▸ Exercise goal
When you copy the data, keep every word exactly as it is and leave the pictures out.

(Listed records)

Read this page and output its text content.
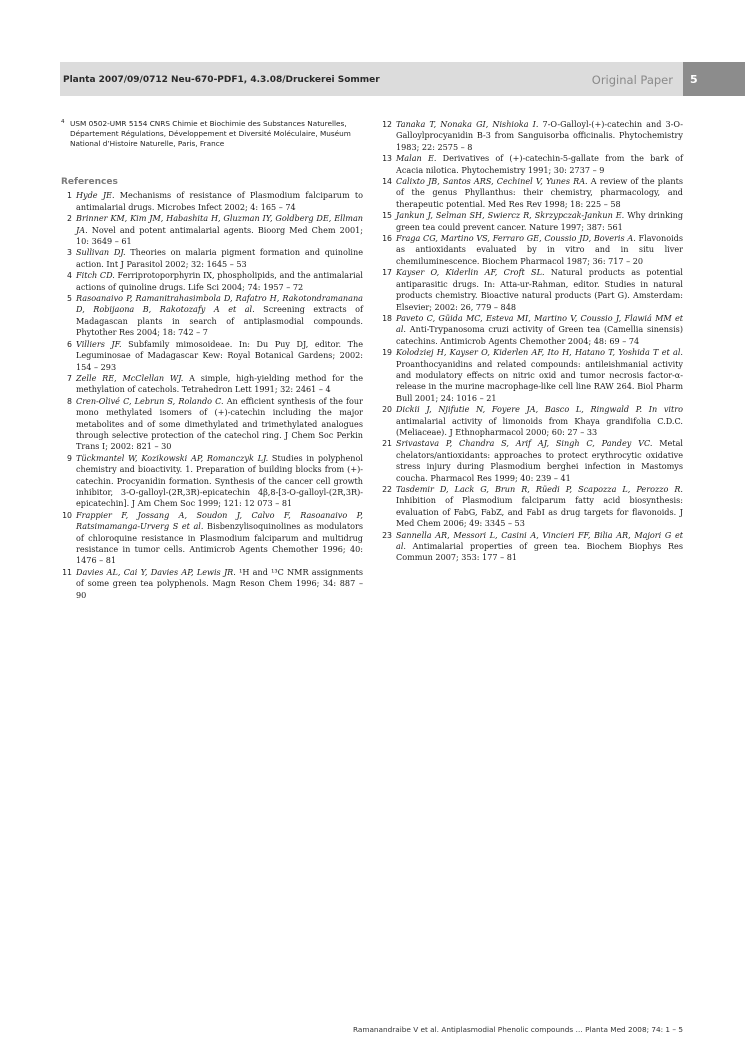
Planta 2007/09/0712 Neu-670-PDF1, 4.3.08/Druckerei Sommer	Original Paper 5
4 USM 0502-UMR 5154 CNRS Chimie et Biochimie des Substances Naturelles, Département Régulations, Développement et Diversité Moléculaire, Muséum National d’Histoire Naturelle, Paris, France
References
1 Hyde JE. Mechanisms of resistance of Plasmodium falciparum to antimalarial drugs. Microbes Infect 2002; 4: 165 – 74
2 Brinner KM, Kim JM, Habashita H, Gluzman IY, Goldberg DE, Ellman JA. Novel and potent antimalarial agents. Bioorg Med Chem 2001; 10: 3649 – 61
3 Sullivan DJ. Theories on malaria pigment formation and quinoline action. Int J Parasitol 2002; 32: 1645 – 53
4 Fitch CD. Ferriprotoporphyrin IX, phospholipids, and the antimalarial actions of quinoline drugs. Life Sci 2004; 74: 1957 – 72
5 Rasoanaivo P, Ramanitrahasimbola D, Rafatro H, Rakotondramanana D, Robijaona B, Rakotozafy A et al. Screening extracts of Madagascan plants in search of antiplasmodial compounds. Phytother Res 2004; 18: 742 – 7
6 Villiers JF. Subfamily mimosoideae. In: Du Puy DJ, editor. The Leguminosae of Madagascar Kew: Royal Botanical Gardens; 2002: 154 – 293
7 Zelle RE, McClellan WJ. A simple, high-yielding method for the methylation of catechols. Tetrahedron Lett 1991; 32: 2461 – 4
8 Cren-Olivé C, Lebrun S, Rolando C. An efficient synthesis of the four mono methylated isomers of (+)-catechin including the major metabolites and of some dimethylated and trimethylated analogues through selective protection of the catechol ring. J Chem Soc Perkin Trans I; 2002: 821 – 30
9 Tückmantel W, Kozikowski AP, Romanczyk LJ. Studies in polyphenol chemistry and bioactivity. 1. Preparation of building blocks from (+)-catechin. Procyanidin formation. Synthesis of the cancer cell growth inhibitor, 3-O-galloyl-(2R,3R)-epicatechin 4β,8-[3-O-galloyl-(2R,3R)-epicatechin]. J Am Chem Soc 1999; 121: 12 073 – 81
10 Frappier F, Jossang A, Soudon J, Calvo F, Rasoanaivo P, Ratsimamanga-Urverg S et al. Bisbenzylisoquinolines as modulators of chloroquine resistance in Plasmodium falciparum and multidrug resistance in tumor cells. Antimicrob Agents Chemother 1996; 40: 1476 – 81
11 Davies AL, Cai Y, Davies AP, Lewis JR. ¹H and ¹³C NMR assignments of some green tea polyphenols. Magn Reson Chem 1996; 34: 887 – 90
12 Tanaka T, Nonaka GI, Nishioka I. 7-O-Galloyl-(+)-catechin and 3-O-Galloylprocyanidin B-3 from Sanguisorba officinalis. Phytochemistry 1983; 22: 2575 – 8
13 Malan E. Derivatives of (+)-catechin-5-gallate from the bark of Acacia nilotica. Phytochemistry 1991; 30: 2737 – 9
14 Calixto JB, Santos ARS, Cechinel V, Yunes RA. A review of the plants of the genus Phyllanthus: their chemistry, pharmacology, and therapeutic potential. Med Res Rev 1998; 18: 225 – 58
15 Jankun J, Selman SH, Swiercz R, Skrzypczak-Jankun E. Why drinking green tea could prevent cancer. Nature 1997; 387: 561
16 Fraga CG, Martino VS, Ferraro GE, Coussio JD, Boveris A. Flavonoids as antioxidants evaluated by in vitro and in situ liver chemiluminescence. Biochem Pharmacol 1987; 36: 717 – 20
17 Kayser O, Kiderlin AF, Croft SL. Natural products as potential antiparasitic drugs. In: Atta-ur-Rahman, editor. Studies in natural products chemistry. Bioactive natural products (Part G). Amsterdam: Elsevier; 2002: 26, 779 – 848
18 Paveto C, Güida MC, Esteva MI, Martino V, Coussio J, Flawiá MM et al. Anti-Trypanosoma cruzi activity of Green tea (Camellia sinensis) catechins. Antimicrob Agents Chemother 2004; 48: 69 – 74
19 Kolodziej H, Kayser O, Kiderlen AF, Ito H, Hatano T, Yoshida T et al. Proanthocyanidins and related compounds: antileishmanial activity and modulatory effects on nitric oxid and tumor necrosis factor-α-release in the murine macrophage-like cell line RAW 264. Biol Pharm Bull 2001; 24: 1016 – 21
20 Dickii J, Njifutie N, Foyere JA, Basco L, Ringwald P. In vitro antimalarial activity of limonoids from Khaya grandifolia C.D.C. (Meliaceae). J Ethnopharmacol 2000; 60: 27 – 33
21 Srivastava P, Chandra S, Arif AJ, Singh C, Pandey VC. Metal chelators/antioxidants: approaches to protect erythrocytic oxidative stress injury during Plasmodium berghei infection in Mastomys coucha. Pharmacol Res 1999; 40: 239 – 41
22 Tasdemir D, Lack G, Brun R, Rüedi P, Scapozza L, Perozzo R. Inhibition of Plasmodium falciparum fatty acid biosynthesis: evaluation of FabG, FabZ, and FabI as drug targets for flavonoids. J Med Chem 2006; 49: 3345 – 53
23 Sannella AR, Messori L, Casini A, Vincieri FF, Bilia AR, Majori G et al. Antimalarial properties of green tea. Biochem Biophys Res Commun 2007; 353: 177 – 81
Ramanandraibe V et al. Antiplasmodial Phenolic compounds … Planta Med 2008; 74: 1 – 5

(End Listed records)

▸ Solution to the exercise
Read this page and output its text content.
Planta 2007/09/0712 Neu-670-PDF1, 4.3.08/Druckerei Sommer	Original Paper 5
4 USM 0502-UMR 5154 CNRS Chimie et Biochimie des Substances Naturelles, Département Régulations, Développement et Diversité Moléculaire, Muséum National d’Histoire Naturelle, Paris, France
References
1 Hyde JE. Mechanisms of resistance of Plasmodium falciparum to antimalarial drugs. Microbes Infect 2002; 4: 165 – 74
2 Brinner KM, Kim JM, Habashita H, Gluzman IY, Goldberg DE, Ellman JA. Novel and potent antimalarial agents. Bioorg Med Chem 2001; 10: 3649 – 61
3 Sullivan DJ. Theories on malaria pigment formation and quinoline action. Int J Parasitol 2002; 32: 1645 – 53
4 Fitch CD. Ferriprotoporphyrin IX, phospholipids, and the antimalarial actions of quinoline drugs. Life Sci 2004; 74: 1957 – 72
5 Rasoanaivo P, Ramanitrahasimbola D, Rafatro H, Rakotondramanana D, Robijaona B, Rakotozafy A et al. Screening extracts of Madagascan plants in search of antiplasmodial compounds. Phytother Res 2004; 18: 742 – 7
6 Villiers JF. Subfamily mimosoideae. In: Du Puy DJ, editor. The Leguminosae of Madagascar Kew: Royal Botanical Gardens; 2002: 154 – 293
7 Zelle RE, McClellan WJ. A simple, high-yielding method for the methylation of catechols. Tetrahedron Lett 1991; 32: 2461 – 4
8 Cren-Olivé C, Lebrun S, Rolando C. An efficient synthesis of the four mono methylated isomers of (+)-catechin including the major metabolites and of some dimethylated and trimethylated analogues through selective protection of the catechol ring. J Chem Soc Perkin Trans I; 2002: 821 – 30
9 Tückmantel W, Kozikowski AP, Romanczyk LJ. Studies in polyphenol chemistry and bioactivity. 1. Preparation of building blocks from (+)-catechin. Procyanidin formation. Synthesis of the cancer cell growth inhibitor, 3-O-galloyl-(2R,3R)-epicatechin 4β,8-[3-O-galloyl-(2R,3R)-epicatechin]. J Am Chem Soc 1999; 121: 12 073 – 81
10 Frappier F, Jossang A, Soudon J, Calvo F, Rasoanaivo P, Ratsimamanga-Urverg S et al. Bisbenzylisoquinolines as modulators of chloroquine resistance in Plasmodium falciparum and multidrug resistance in tumor cells. Antimicrob Agents Chemother 1996; 40: 1476 – 81
11 Davies AL, Cai Y, Davies AP, Lewis JR. ¹H and ¹³C NMR assignments of some green tea polyphenols. Magn Reson Chem 1996; 34: 887 – 90
12 Tanaka T, Nonaka GI, Nishioka I. 7-O-Galloyl-(+)-catechin and 3-O-Galloylprocyanidin B-3 from Sanguisorba officinalis. Phytochemistry 1983; 22: 2575 – 8
13 Malan E. Derivatives of (+)-catechin-5-gallate from the bark of Acacia nilotica. Phytochemistry 1991; 30: 2737 – 9
14 Calixto JB, Santos ARS, Cechinel V, Yunes RA. A review of the plants of the genus Phyllanthus: their chemistry, pharmacology, and therapeutic potential. Med Res Rev 1998; 18: 225 – 58
15 Jankun J, Selman SH, Swiercz R, Skrzypczak-Jankun E. Why drinking green tea could prevent cancer. Nature 1997; 387: 561
16 Fraga CG, Martino VS, Ferraro GE, Coussio JD, Boveris A. Flavonoids as antioxidants evaluated by in vitro and in situ liver chemiluminescence. Biochem Pharmacol 1987; 36: 717 – 20
17 Kayser O, Kiderlin AF, Croft SL. Natural products as potential antiparasitic drugs. In: Atta-ur-Rahman, editor. Studies in natural products chemistry. Bioactive natural products (Part G). Amsterdam: Elsevier; 2002: 26, 779 – 848
18 Paveto C, Güida MC, Esteva MI, Martino V, Coussio J, Flawiá MM et al. Anti-Trypanosoma cruzi activity of Green tea (Camellia sinensis) catechins. Antimicrob Agents Chemother 2004; 48: 69 – 74
19 Kolodziej H, Kayser O, Kiderlen AF, Ito H, Hatano T, Yoshida T et al. Proanthocyanidins and related compounds: antileishmanial activity and modulatory effects on nitric oxid and tumor necrosis factor-α-release in the murine macrophage-like cell line RAW 264. Biol Pharm Bull 2001; 24: 1016 – 21
20 Dickii J, Njifutie N, Foyere JA, Basco L, Ringwald P. In vitro antimalarial activity of limonoids from Khaya grandifolia C.D.C. (Meliaceae). J Ethnopharmacol 2000; 60: 27 – 33
21 Srivastava P, Chandra S, Arif AJ, Singh C, Pandey VC. Metal chelators/antioxidants: approaches to protect erythrocytic oxidative stress injury during Plasmodium berghei infection in Mastomys coucha. Pharmacol Res 1999; 40: 239 – 41
22 Tasdemir D, Lack G, Brun R, Rüedi P, Scapozza L, Perozzo R. Inhibition of Plasmodium falciparum fatty acid biosynthesis: evaluation of FabG, FabZ, and FabI as drug targets for flavonoids. J Med Chem 2006; 49: 3345 – 53
23 Sannella AR, Messori L, Casini A, Vincieri FF, Bilia AR, Majori G et al. Antimalarial properties of green tea. Biochem Biophys Res Commun 2007; 353: 177 – 81
Ramanandraibe V et al. Antiplasmodial Phenolic compounds … Planta Med 2008; 74: 1 – 5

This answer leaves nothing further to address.